-- start --

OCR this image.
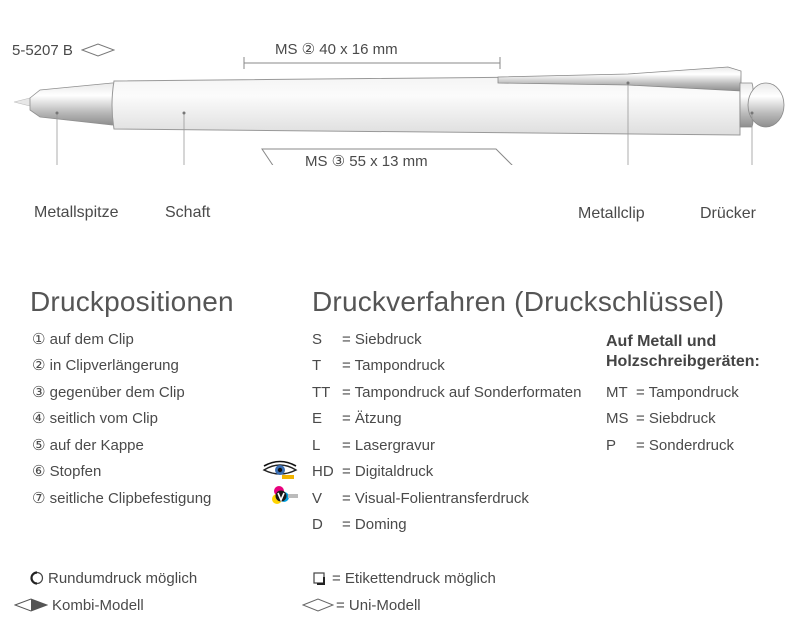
5-5207 B	MS ② 40 x 16 mm
MS ③ 55 x 13 mm
Metallspitze	Schaft	Metallclip	Drücker
Druckpositionen	Druckverfahren (Druckschlüssel)
① auf dem Clip
② in Clipverlängerung
③ gegenüber dem Clip
④ seitlich vom Clip
⑤ auf der Kappe
⑥ Stopfen
⑦ seitliche Clipbefestigung
S = Siebdruck
T = Tampondruck
TT = Tampondruck auf Sonderformaten
E = Ätzung
L = Lasergravur
HD = Digitaldruck
V = Visual-Folientransferdruck
D = Doming
Auf Metall und
Holzschreibgeräten:
MT = Tampondruck
MS = Siebdruck
P = Sonderdruck
Rundumdruck möglich	= Etikettendruck möglich
Kombi-Modell	= Uni-Modell
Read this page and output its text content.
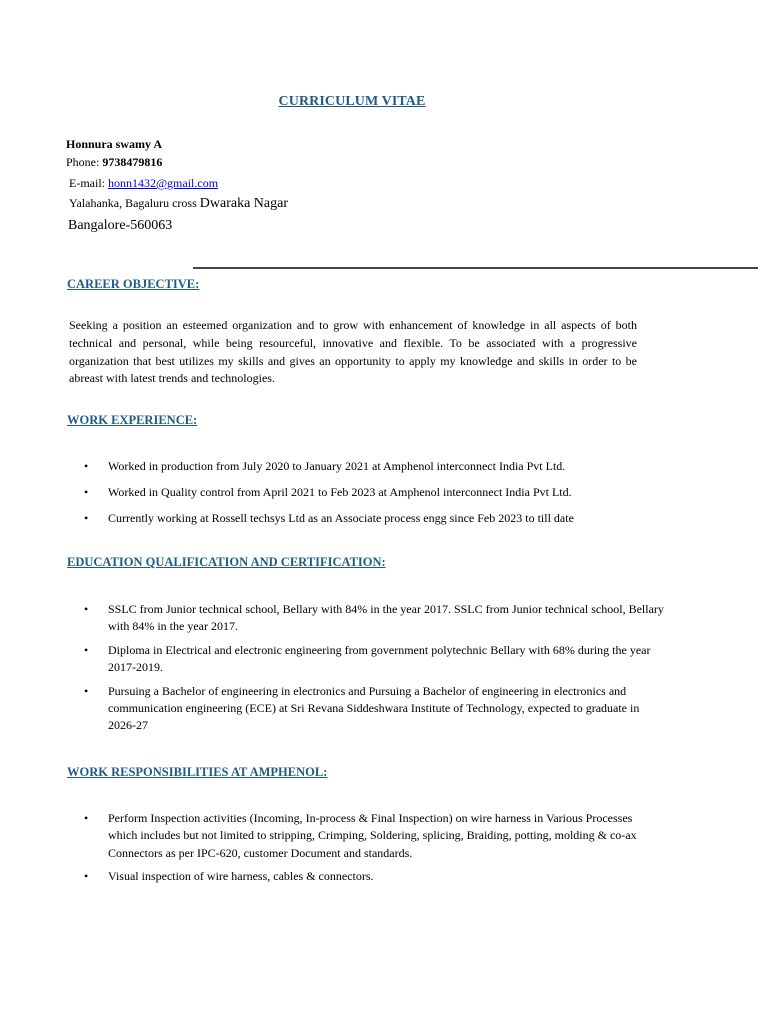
CURRICULUM VITAE
Honnura swamy A
Phone: 9738479816
E-mail: honn1432@gmail.com
Yalahanka, Bagaluru cross Dwaraka Nagar
Bangalore-560063
CAREER OBJECTIVE:
Seeking a position an esteemed organization and to grow with enhancement of knowledge in all aspects of both technical and personal, while being resourceful, innovative and flexible. To be associated with a progressive organization that best utilizes my skills and gives an opportunity to apply my knowledge and skills in order to be abreast with latest trends and technologies.
WORK EXPERIENCE:
•	Worked in production from July 2020 to January 2021 at Amphenol interconnect India Pvt Ltd.
•	Worked in Quality control from April 2021 to Feb 2023 at Amphenol interconnect India Pvt Ltd.
•	Currently working at Rossell techsys Ltd as an Associate process engg since Feb 2023 to till date
EDUCATION QUALIFICATION AND CERTIFICATION:
•	SSLC from Junior technical school, Bellary with 84% in the year 2017. SSLC from Junior technical school, Bellary with 84% in the year 2017.
•	Diploma in Electrical and electronic engineering from government polytechnic Bellary with 68% during the year 2017-2019.
•	Pursuing a Bachelor of engineering in electronics and Pursuing a Bachelor of engineering in electronics and communication engineering (ECE) at Sri Revana Siddeshwara Institute of Technology, expected to graduate in 2026-27
WORK RESPONSIBILITIES AT AMPHENOL:
•	Perform Inspection activities (Incoming, In-process & Final Inspection) on wire harness in Various Processes which includes but not limited to stripping, Crimping, Soldering, splicing, Braiding, potting, molding & co-ax Connectors as per IPC-620, customer Document and standards.
•	Visual inspection of wire harness, cables & connectors.
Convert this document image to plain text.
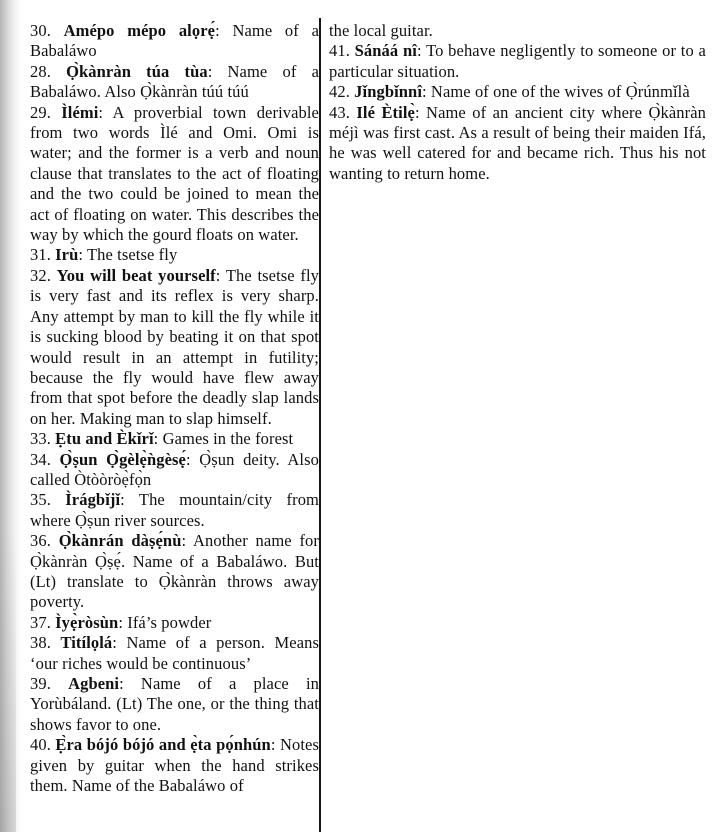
30. Amépo mépo alọrẹ́: Name of a Babaláwo

28. Ọ̀kànràn túa tùa: Name of a Babaláwo. Also Ọ̀kànràn túú túú

29. Ìlémi: A proverbial town derivable from two words Ìlé and Omi. Omi is water; and the former is a verb and noun clause that translates to the act of floating and the two could be joined to mean the act of floating on water. This describes the way by which the gourd floats on water.

31. Irù: The tsetse fly

32. You will beat yourself: The tsetse fly is very fast and its reflex is very sharp. Any attempt by man to kill the fly while it is sucking blood by beating it on that spot would result in an attempt in futility; because the fly would have flew away from that spot before the deadly slap lands on her. Making man to slap himself.

33. Ẹtu and Èkǐrǐ: Games in the forest

34. Ọ̀ṣun Ọ̀gèlẹ̀ǹgèsẹ́: Ọ̀ṣun deity. Also called Òtòòròẹ̀fọ̀n

35. Ìrágbǐjǐ: The mountain/city from where Ọ̀ṣun river sources.

36. Ọ̀kànrán dàṣẹ́nù: Another name for Ọ̀kànràn Ọ̀ṣẹ́. Name of a Babaláwo. But (Lt) translate to Ọ̀kànràn throws away poverty.

37. Ìyẹ̀ròsùn: Ifá’s powder

38. Titílọlá: Name of a person. Means ‘our riches would be continuous’

39. Agbeni: Name of a place in Yorùbáland. (Lt) The one, or the thing that shows favor to one.

40. Ẹ̀ra bójó bójó and ẹ̀ta pọ́nhún: Notes given by guitar when the hand strikes them. Name of the Babaláwo of

the local guitar.

41. Sánáá nî: To behave negligently to someone or to a particular situation.

42. Jǐngbǐnnî: Name of one of the wives of Ọ̀rúnmǐlà

43. Ilé Ètilẹ̀: Name of an ancient city where Ọ̀kànràn méjì was first cast. As a result of being their maiden Ifá, he was well catered for and became rich. Thus his not wanting to return home.
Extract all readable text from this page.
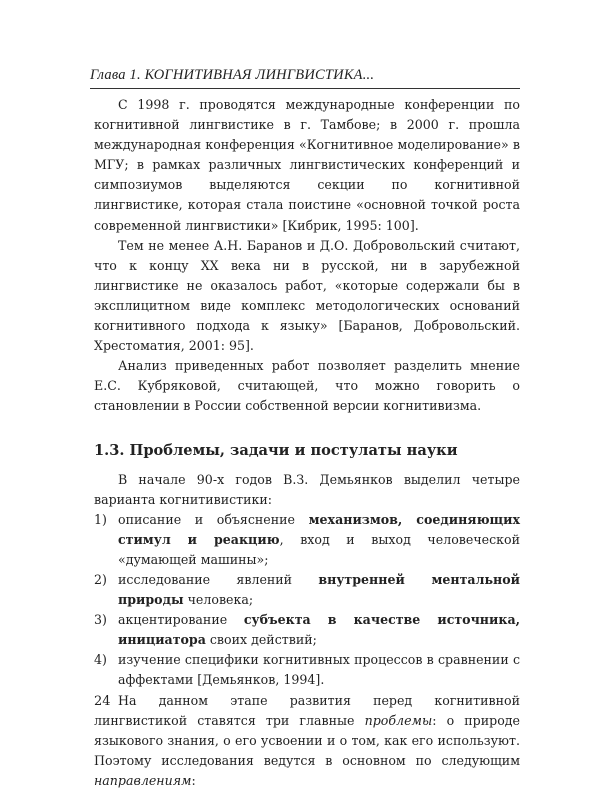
Глава 1. КОГНИТИВНАЯ ЛИНГВИСТИКА...

С 1998 г. проводятся международные конференции по когнитивной лингвистике в г. Тамбове; в 2000 г. прошла международная конференция «Когнитивное моделирование» в МГУ; в рамках различных лингвистических конференций и симпозиумов выделяются секции по когнитивной лингвистике, которая стала поистине «основной точкой роста современной лингвистики» [Кибрик, 1995: 100].

Тем не менее А.Н. Баранов и Д.О. Добровольский считают, что к концу XX века ни в русской, ни в зарубежной лингвистике не оказалось работ, «которые содержали бы в эксплицитном виде комплекс методологических оснований когнитивного подхода к языку» [Баранов, Добровольский. Хрестоматия, 2001: 95].

Анализ приведенных работ позволяет разделить мнение Е.С. Кубряковой, считающей, что можно говорить о становлении в России собственной версии когнитивизма.

1.3. Проблемы, задачи и постулаты науки

В начале 90-х годов В.З. Демьянков выделил четыре варианта когнитивистики:

1) описание и объяснение механизмов, соединяющих стимул и реакцию, вход и выход человеческой «думающей машины»;
2) исследование явлений внутренней ментальной природы человека;
3) акцентирование субъекта в качестве источника, инициатора своих действий;
4) изучение специфики когнитивных процессов в сравнении с аффектами [Демьянков, 1994].

На данном этапе развития перед когнитивной лингвистикой ставятся три главные проблемы: о природе языкового знания, о его усвоении и о том, как его используют. Поэтому исследования ведутся в основном по следующим направлениям:

24
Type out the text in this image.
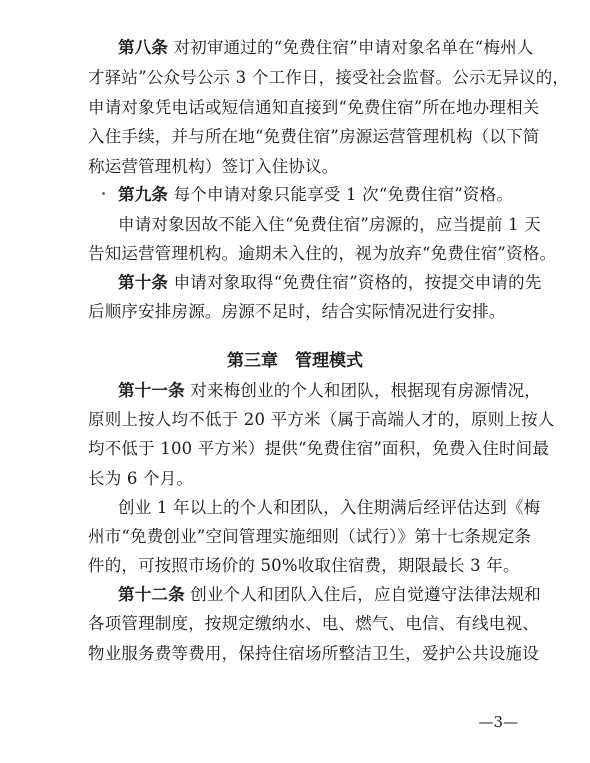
第八条 对初审通过的“免费住宿”申请对象名单在“梅州人
才驿站”公众号公示 3 个工作日，接受社会监督。公示无异议的，
申请对象凭电话或短信通知直接到“免费住宿”所在地办理相关
入住手续，并与所在地“免费住宿”房源运营管理机构（以下简
称运营管理机构）签订入住协议。
第九条 每个申请对象只能享受 1 次“免费住宿”资格。
申请对象因故不能入住“免费住宿”房源的，应当提前 1 天
告知运营管理机构。逾期未入住的，视为放弃“免费住宿”资格。
第十条 申请对象取得“免费住宿”资格的，按提交申请的先
后顺序安排房源。房源不足时，结合实际情况进行安排。
第三章　管理模式
第十一条 对来梅创业的个人和团队，根据现有房源情况，
原则上按人均不低于 20 平方米（属于高端人才的，原则上按人
均不低于 100 平方米）提供“免费住宿”面积，免费入住时间最
长为 6 个月。
创业 1 年以上的个人和团队，入住期满后经评估达到《梅
州市“免费创业”空间管理实施细则（试行）》第十七条规定条
件的，可按照市场价的 50%收取住宿费，期限最长 3 年。
第十二条 创业个人和团队入住后，应自觉遵守法律法规和
各项管理制度，按规定缴纳水、电、燃气、电信、有线电视、
物业服务费等费用，保持住宿场所整洁卫生，爱护公共设施设
—3—
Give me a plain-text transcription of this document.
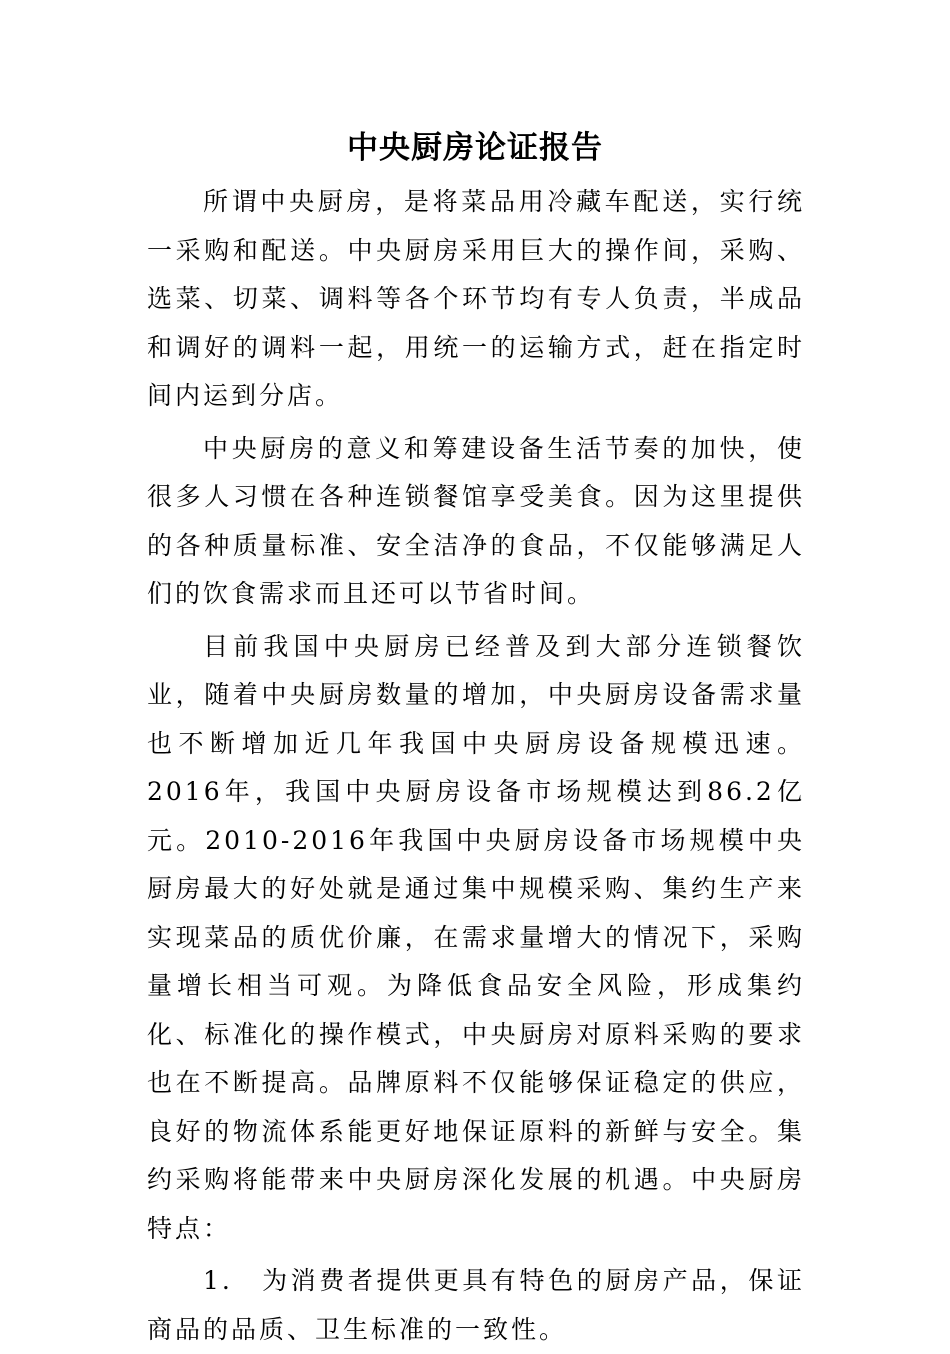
中央厨房论证报告

所谓中央厨房，是将菜品用冷藏车配送，实行统一采购和配送。中央厨房采用巨大的操作间，采购、选菜、切菜、调料等各个环节均有专人负责，半成品和调好的调料一起，用统一的运输方式，赶在指定时间内运到分店。

中央厨房的意义和筹建设备生活节奏的加快，使很多人习惯在各种连锁餐馆享受美食。因为这里提供的各种质量标准、安全洁净的食品，不仅能够满足人们的饮食需求而且还可以节省时间。

目前我国中央厨房已经普及到大部分连锁餐饮业，随着中央厨房数量的增加，中央厨房设备需求量也不断增加近几年我国中央厨房设备规模迅速。2016年，我国中央厨房设备市场规模达到86.2亿元。2010-2016年我国中央厨房设备市场规模中央厨房最大的好处就是通过集中规模采购、集约生产来实现菜品的质优价廉，在需求量增大的情况下，采购量增长相当可观。为降低食品安全风险，形成集约化、标准化的操作模式，中央厨房对原料采购的要求也在不断提高。品牌原料不仅能够保证稳定的供应，良好的物流体系能更好地保证原料的新鲜与安全。集约采购将能带来中央厨房深化发展的机遇。中央厨房特点：

1.　为消费者提供更具有特色的厨房产品，保证商品的品质、卫生标准的一致性。
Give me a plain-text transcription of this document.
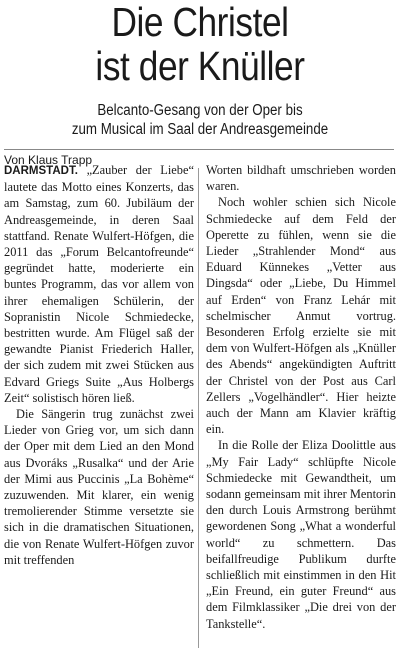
Die Christel
ist der Knüller
Belcanto-Gesang von der Oper bis
zum Musical im Saal der Andreasgemeinde
Von Klaus Trapp

DARMSTADT. „Zauber der Liebe“ lautete das Motto eines Konzerts, das am Samstag, zum 60. Jubiläum der Andreasgemeinde, in deren Saal stattfand. Renate Wulfert-Höfgen, die 2011 das „Forum Belcantofreunde“ gegründet hatte, moderierte ein buntes Programm, das vor allem von ihrer ehemaligen Schülerin, der Sopranistin Nicole Schmiedecke, bestritten wurde. Am Flügel saß der gewandte Pianist Friederich Haller, der sich zudem mit zwei Stücken aus Edvard Griegs Suite „Aus Holbergs Zeit“ solistisch hören ließ.

Die Sängerin trug zunächst zwei Lieder von Grieg vor, um sich dann der Oper mit dem Lied an den Mond aus Dvoráks „Rusalka“ und der Arie der Mimi aus Puccinis „La Bohème“ zuzuwenden. Mit klarer, ein wenig tremolierender Stimme versetzte sie sich in die dramatischen Situationen, die von Renate Wulfert-Höfgen zuvor mit treffenden

Worten bildhaft umschrieben worden waren.

Noch wohler schien sich Nicole Schmiedecke auf dem Feld der Operette zu fühlen, wenn sie die Lieder „Strahlender Mond“ aus Eduard Künnekes „Vetter aus Dingsda“ oder „Liebe, Du Himmel auf Erden“ von Franz Lehár mit schelmischer Anmut vortrug. Besonderen Erfolg erzielte sie mit dem von Wulfert-Höfgen als „Knüller des Abends“ angekündigten Auftritt der Christel von der Post aus Carl Zellers „Vogelhändler“. Hier heizte auch der Mann am Klavier kräftig ein.

In die Rolle der Eliza Doolittle aus „My Fair Lady“ schlüpfte Nicole Schmiedecke mit Gewandtheit, um sodann gemeinsam mit ihrer Mentorin den durch Louis Armstrong berühmt gewordenen Song „What a wonderful world“ zu schmettern. Das beifallfreudige Publikum durfte schließlich mit einstimmen in den Hit „Ein Freund, ein guter Freund“ aus dem Filmklassiker „Die drei von der Tankstelle“.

-- end --

Your goal:
Copy every line of the material in which the word "process" occurs.

Problem solution:
•	Currently working at Rossell techsys Ltd as an Associate process engg since Feb 2023 to till date
•	Perform Inspection activities (Incoming, In-process & Final Inspection) on wire harness in Various Processes which includes but not limited to stripping, Crimping, Soldering, splicing, Braiding, potting, molding & co-ax Connectors as per IPC-620, customer Document and standards.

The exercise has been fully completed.